Exercise task: Keep only the lines that hold the string "page", filtering out the rest of the entries below.

(A run of records)
────

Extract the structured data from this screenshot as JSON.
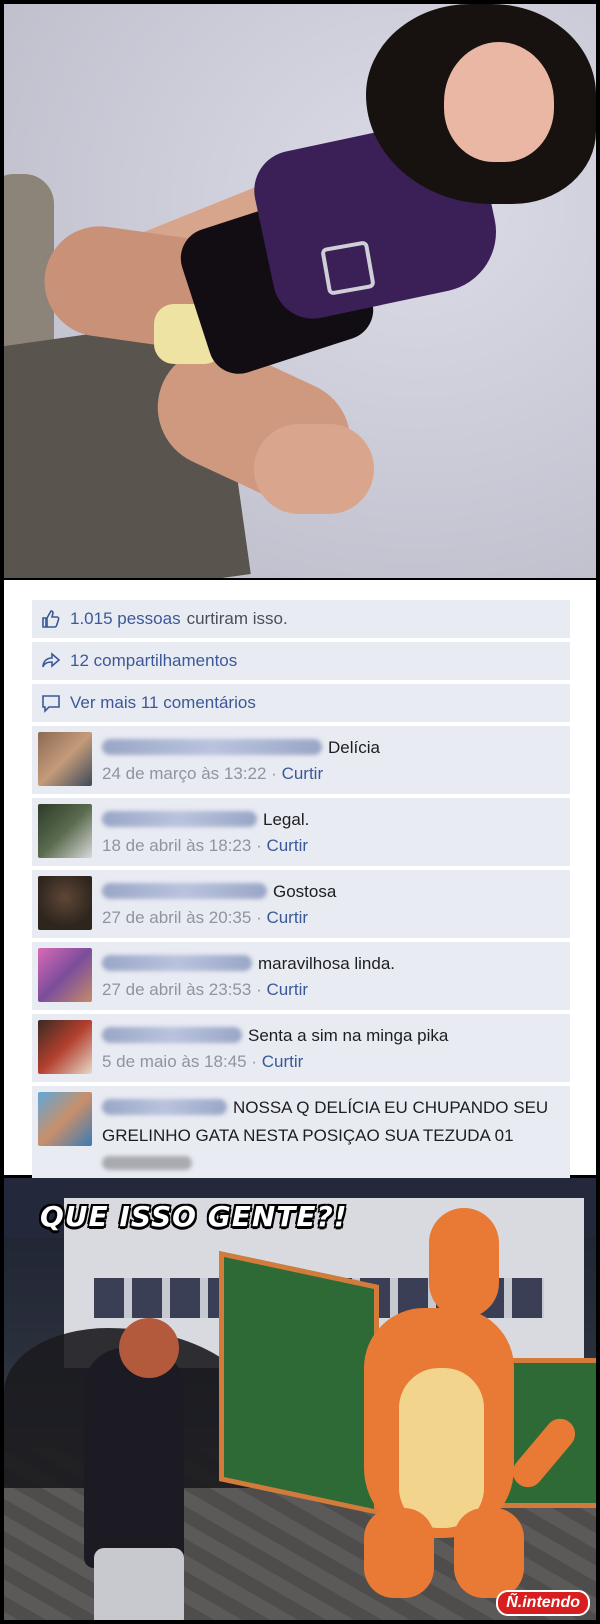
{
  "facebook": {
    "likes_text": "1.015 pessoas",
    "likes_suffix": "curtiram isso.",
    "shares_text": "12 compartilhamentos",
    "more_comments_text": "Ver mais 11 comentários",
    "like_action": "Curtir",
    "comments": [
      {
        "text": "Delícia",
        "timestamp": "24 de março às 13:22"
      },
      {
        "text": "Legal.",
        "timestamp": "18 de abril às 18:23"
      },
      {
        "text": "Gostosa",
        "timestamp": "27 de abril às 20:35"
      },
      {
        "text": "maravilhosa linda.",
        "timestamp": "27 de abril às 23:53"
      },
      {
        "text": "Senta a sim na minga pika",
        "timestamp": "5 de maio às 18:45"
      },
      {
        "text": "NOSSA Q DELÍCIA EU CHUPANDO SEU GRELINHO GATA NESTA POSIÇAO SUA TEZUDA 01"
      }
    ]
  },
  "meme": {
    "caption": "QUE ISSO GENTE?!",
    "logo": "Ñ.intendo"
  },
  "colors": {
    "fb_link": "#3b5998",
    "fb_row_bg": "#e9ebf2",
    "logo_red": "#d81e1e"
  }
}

────

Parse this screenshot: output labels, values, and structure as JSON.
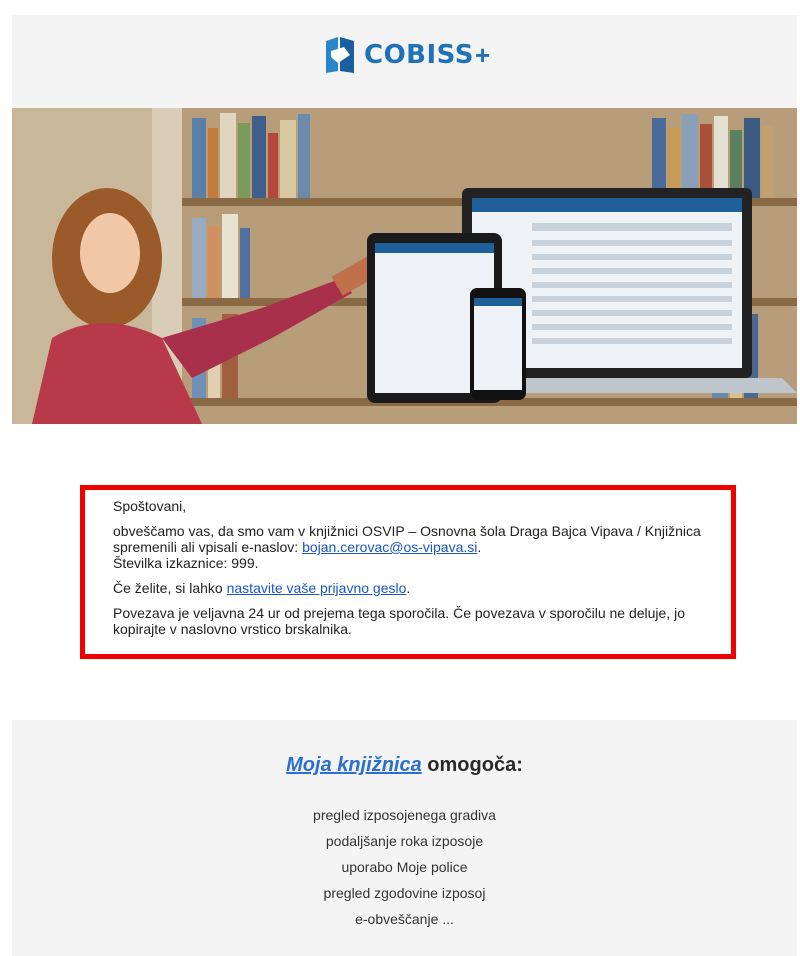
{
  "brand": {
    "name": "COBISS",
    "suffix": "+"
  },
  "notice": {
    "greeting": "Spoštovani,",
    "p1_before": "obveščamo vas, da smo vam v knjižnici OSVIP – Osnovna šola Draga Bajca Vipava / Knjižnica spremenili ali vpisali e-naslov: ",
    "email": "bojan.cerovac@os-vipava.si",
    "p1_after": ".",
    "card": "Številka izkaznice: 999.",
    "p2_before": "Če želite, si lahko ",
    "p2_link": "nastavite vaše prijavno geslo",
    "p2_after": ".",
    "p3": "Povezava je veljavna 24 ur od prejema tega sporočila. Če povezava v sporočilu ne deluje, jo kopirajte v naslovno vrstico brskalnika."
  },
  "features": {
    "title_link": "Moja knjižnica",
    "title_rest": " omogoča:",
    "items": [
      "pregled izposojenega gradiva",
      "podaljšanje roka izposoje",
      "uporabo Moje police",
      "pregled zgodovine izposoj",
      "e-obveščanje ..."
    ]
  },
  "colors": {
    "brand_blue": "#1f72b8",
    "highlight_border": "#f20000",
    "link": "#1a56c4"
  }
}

────

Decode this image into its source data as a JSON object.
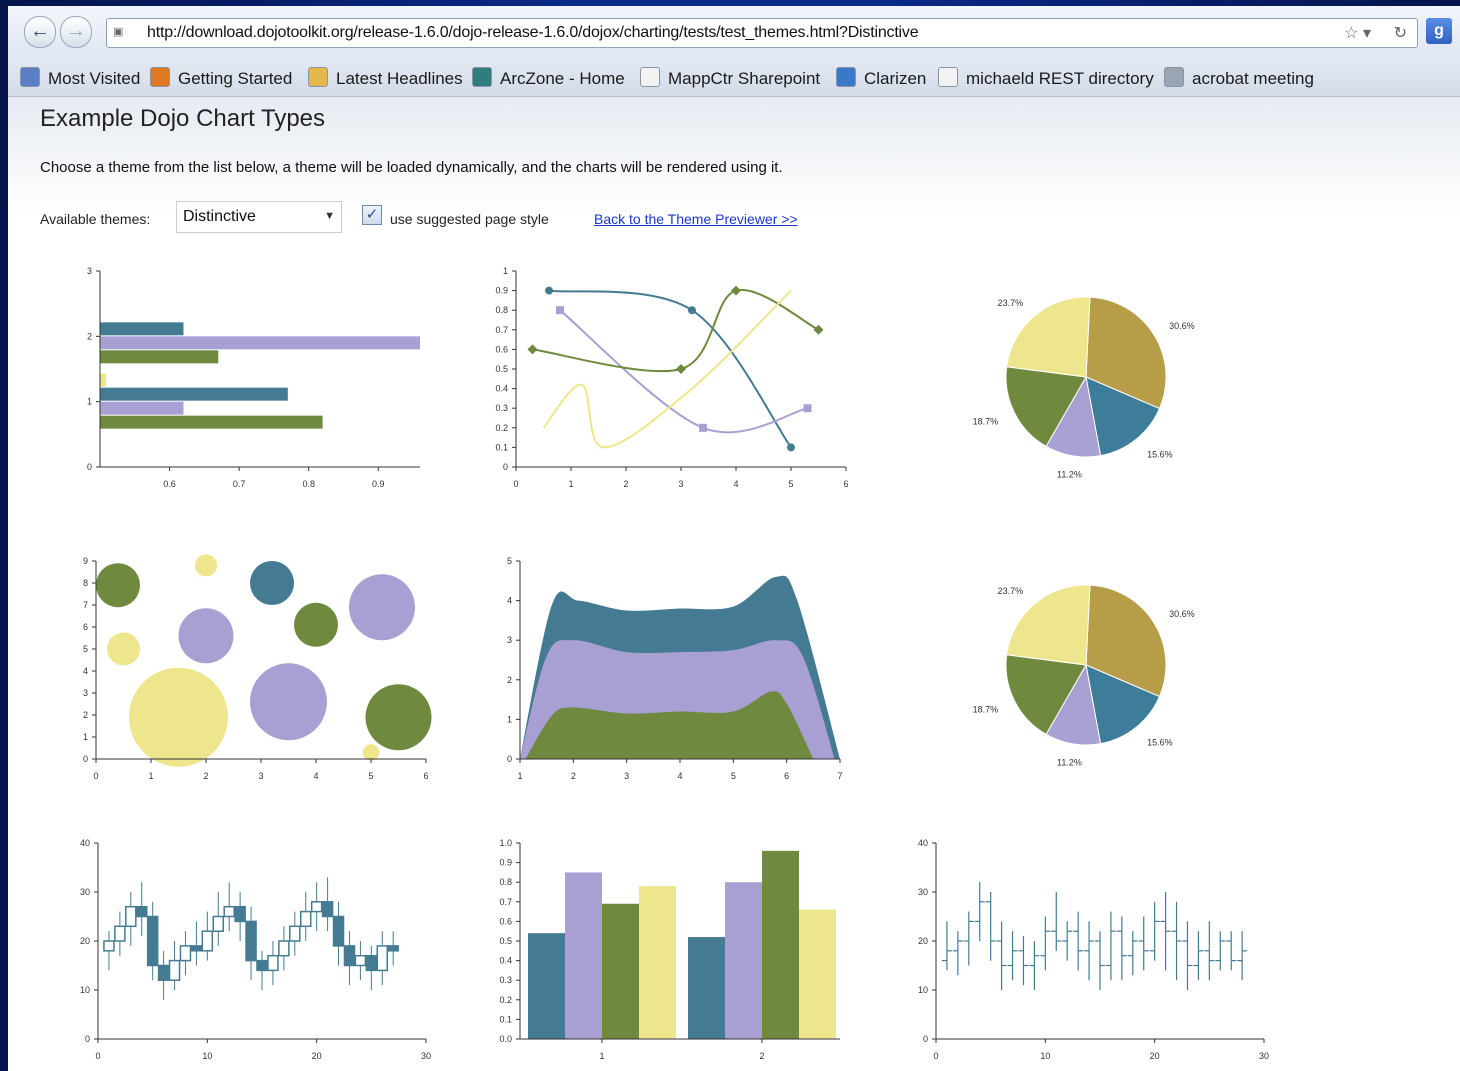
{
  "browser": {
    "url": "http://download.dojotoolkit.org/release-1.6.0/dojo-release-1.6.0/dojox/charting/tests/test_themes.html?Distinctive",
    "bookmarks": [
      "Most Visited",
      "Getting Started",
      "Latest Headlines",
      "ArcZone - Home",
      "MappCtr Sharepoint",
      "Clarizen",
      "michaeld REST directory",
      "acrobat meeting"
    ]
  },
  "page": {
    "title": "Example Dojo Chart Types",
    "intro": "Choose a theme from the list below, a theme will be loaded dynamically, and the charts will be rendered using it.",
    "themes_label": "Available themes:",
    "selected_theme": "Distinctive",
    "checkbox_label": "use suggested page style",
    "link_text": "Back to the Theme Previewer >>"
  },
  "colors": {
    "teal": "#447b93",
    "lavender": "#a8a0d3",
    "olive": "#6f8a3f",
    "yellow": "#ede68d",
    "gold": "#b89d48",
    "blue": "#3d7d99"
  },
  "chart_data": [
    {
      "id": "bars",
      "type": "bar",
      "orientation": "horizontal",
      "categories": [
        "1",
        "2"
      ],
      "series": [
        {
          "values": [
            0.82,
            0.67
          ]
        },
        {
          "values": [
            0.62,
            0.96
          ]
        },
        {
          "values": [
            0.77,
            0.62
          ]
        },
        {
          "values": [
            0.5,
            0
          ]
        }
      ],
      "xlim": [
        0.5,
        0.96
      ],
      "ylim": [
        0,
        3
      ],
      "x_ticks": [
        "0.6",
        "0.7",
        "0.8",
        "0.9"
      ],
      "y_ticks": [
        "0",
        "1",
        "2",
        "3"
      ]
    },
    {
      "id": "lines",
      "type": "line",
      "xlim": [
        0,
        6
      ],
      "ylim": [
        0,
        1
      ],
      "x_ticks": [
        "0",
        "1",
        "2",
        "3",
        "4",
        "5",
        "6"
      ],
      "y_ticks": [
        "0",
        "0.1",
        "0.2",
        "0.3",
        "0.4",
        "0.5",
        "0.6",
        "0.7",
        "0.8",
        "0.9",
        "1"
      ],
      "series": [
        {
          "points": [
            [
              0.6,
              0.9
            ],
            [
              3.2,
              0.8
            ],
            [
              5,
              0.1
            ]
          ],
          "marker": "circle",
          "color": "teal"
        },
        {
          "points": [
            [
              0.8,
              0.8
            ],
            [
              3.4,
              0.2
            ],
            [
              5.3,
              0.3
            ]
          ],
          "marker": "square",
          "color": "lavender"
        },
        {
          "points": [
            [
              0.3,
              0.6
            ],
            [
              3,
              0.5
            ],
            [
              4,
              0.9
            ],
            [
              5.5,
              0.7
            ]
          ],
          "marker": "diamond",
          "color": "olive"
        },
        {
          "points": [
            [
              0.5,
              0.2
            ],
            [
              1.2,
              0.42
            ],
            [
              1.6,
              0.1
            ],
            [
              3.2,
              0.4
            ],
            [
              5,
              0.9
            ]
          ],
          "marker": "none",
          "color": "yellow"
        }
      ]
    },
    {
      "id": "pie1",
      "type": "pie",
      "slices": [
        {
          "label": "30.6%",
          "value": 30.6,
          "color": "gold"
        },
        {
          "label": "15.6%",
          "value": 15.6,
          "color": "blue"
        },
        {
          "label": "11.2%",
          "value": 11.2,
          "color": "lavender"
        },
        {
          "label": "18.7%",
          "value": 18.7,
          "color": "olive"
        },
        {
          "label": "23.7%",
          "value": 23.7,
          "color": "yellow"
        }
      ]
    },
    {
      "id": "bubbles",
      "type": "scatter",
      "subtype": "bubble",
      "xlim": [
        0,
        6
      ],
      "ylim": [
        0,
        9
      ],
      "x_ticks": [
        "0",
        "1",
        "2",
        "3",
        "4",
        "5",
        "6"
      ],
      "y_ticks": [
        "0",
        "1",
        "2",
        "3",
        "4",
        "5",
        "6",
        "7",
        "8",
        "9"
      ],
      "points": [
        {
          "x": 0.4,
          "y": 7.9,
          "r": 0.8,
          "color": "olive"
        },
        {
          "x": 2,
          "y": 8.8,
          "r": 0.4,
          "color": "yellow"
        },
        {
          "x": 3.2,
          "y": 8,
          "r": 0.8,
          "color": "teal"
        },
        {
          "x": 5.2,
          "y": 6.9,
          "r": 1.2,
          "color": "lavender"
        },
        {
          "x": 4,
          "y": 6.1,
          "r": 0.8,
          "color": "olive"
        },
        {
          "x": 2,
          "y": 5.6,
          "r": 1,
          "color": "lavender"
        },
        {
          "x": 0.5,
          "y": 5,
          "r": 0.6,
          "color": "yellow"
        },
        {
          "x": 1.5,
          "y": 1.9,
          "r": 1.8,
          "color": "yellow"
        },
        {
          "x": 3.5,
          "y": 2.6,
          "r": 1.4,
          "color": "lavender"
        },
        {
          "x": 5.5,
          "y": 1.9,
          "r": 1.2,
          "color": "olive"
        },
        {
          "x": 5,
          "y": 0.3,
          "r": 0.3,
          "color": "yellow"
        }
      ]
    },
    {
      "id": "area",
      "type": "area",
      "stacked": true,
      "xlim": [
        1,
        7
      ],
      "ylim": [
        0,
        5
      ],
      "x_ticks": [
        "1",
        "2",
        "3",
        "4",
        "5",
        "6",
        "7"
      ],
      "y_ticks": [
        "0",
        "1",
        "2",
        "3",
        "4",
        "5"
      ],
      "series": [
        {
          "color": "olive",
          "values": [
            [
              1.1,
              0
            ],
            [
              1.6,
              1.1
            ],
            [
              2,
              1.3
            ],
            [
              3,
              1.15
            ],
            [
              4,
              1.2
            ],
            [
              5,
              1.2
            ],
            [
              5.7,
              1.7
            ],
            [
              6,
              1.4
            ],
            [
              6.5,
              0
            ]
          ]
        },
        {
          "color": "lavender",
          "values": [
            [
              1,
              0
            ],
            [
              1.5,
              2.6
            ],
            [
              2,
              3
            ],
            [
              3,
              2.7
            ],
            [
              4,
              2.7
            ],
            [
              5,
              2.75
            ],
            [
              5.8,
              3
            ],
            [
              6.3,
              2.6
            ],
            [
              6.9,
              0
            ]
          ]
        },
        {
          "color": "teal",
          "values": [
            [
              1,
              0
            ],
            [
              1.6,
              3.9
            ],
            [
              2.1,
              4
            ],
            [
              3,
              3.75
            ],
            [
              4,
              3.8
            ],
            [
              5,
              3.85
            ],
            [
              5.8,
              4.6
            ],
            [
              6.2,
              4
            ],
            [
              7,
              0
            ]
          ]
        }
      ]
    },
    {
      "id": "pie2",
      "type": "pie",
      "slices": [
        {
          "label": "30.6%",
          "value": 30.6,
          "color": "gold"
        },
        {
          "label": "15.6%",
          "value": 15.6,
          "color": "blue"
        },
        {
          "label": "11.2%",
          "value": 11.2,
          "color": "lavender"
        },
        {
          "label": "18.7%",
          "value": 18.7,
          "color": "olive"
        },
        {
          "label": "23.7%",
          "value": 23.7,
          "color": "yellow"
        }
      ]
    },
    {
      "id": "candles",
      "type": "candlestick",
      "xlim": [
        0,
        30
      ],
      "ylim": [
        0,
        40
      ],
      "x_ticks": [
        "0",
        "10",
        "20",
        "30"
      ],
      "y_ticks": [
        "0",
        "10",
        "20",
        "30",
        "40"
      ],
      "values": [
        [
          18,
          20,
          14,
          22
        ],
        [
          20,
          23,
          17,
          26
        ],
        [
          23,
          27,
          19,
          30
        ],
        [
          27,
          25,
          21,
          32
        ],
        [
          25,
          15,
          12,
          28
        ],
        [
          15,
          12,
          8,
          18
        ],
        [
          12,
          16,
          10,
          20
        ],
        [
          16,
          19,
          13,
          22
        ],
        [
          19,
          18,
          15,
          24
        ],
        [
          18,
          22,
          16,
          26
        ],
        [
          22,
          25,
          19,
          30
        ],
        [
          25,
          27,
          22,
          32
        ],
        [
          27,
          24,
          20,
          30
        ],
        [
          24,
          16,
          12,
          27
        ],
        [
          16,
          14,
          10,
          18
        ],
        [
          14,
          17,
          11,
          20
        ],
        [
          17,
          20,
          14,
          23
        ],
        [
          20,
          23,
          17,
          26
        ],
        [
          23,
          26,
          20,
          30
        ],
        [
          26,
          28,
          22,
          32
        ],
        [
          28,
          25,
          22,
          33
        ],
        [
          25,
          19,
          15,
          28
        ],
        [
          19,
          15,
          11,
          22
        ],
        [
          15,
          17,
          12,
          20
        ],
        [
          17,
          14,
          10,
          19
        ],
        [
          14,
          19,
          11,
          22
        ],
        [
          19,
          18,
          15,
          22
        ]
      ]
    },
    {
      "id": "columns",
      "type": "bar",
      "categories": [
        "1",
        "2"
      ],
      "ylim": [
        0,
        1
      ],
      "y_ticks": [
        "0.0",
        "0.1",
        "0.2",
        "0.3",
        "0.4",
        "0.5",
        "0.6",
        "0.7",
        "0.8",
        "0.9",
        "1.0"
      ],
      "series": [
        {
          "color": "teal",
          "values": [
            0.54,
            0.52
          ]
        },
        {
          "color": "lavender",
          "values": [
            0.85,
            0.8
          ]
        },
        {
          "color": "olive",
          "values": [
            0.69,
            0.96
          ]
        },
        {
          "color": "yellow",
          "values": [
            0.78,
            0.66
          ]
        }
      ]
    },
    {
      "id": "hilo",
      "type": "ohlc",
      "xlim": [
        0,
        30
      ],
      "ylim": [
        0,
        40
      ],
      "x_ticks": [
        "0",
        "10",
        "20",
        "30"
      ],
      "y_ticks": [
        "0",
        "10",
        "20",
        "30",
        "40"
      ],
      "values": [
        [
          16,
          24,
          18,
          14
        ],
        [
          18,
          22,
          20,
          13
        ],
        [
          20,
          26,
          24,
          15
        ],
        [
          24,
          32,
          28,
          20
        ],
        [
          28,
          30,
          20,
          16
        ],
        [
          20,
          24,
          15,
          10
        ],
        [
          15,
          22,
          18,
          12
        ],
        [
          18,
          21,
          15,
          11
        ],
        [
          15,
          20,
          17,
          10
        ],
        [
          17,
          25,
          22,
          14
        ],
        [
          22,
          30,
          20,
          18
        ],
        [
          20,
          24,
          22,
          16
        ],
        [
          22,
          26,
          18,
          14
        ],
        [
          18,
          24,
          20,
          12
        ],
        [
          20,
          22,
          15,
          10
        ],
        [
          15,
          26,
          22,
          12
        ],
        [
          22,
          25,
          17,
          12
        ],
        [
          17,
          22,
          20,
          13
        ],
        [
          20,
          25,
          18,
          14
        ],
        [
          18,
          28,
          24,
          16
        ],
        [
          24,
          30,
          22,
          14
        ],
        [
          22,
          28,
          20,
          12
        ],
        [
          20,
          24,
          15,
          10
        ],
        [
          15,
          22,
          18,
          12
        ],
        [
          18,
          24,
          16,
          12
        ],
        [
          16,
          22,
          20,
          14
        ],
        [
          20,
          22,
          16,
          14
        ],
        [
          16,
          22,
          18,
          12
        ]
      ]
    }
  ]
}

────

Final result:
  "page": {
    "checkbox_label": "use suggested page style",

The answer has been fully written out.